EXCERPT TO READ:
Highest mountain in Panama

The Volcán Barú is an active stratovolcano and the tallest mountain in Panama, at 3475 m high. It lies about 35 km off the border of Costa Rica. It is also the twelfth highest peak in Central America.

Due to its height and the narrowness of the isthmus of Panama, it is possible (though relatively rare) to see both the Pacific Ocean and Caribbean Sea from Volcán Barú's peak on a clear day.

==Geography==
The small town of Volcán at the base of Volcán Barú sits on the remnants of a huge lahar that appears to have breached the caldera. A small river has eroded the lahar exposing an ancient forest below dated to about 1000 years old.

Volcán Barú is surrounded by a fertile area of cool highlands drained by the Chiriquí Viejo and Caldera Rivers. The towns of Volcán and Cerro Punta can be found on its western side, while Boquete is on the eastern flank.

The occasional fall of hail or ice pellets has been reported on the summit, where the minimum temperature can be below 0 °C (32 °F) and the formation of frost is frequent during the dry season. The peak is host to a large installation of broadcast towers.

==Description==
De Boer et al. were the first to show that El Barú volcano is active and part of the extension of the Central American Volcanic Arc in Panama. Further detailed work on the geochemistry of the lavas from El Barú and other volcanoes in Panama was completed by Defant et al. They substantiated, based on geochemistry, that the lavas were derived by subduction (calc-alkaline). Radiometric dates also showed that the volcanism falls into two groups that range from 20 million years to recent. They also showed that the youngest volcanism consists primarily of adakites (partial melts from the subducted slab) whereas the older volcanism is normal calc-alkaline lavas.

[Document understanding data]
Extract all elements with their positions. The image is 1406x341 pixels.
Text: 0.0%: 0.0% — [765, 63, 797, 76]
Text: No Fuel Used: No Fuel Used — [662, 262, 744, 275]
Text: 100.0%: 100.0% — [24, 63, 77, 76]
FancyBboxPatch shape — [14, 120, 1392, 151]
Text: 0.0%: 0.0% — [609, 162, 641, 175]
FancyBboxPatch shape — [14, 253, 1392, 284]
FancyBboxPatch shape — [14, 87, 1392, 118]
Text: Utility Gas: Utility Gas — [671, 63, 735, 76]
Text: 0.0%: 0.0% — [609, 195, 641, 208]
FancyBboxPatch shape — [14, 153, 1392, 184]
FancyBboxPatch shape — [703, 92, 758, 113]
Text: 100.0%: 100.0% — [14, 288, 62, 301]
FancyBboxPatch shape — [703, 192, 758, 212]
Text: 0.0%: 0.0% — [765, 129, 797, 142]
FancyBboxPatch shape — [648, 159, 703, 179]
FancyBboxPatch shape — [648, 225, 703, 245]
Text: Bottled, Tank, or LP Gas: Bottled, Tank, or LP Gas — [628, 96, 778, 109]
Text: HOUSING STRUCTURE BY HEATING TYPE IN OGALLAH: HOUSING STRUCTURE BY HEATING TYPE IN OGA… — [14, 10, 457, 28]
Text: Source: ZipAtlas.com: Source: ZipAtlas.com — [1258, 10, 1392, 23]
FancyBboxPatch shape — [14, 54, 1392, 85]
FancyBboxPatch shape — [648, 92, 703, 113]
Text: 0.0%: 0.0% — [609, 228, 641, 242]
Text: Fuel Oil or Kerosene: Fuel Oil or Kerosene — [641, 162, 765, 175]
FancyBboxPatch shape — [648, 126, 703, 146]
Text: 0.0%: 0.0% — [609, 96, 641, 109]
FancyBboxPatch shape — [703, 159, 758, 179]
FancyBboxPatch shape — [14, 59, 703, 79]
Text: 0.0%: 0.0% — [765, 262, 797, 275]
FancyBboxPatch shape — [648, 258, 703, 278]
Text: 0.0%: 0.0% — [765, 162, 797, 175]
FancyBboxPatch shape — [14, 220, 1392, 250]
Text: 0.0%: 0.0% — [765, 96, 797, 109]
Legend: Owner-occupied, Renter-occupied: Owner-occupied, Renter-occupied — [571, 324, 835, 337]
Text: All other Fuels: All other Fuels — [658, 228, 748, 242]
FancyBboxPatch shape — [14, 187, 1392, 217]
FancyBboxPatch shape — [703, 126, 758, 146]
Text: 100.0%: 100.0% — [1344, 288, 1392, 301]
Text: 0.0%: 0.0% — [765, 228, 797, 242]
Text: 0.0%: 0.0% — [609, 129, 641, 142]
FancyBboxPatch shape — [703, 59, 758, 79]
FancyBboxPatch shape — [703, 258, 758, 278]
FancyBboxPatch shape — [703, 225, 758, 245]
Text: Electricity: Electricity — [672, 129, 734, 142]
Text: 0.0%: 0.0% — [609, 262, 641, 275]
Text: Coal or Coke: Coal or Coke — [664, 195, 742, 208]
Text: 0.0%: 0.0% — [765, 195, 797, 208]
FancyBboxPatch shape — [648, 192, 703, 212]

WORK ORDER 1: Render this sentence from the Volcán Barú excerpt into Spanish: "Volcán Barú is surrounded by a fertile area of cool highlands drained by the Chiriquí Viejo and Caldera Rivers."
WORK ORDER 2: Proceed with the Volcán Barú excerpt, writing on from its final sentence.

WRITTEN REPLY 1: El Volcán Barú está rodeado por una zona fértil de tierras altas frescas drenadas por los ríos Chiriquí Viejo y Caldera.

WRITTEN REPLY 2:
- USGS Volcano-Hazards Assessment Study
In 2006, an earthquake swarm was registered in the Volcán Barú area. This was not the first one; researchers cite at least three other seismic events of the same nature recorded in the recent past (1930, 1965, 1985).

In 2007, the U.S. Geological Survey (USGS), in cooperation with Panama's Science, Technology and Innovation Secretariat (SENACYT) and the U.S. Agency for International Development (USAID), published a study on different aspects of Volcán Barú. The 33-page report outlined potential hazard areas, rock composition, and areas affected by previous eruptions; there is evidence that during the last eruption, which occurred in the 16th century, the debris avalanche deposits covered a volume of 20 to 30 km^{3}, reaching as far as the Pacific Ocean (the largest documented in Central America and nearly 10 times the area covered by the Mt. St. Helens debris avalanche in 1980).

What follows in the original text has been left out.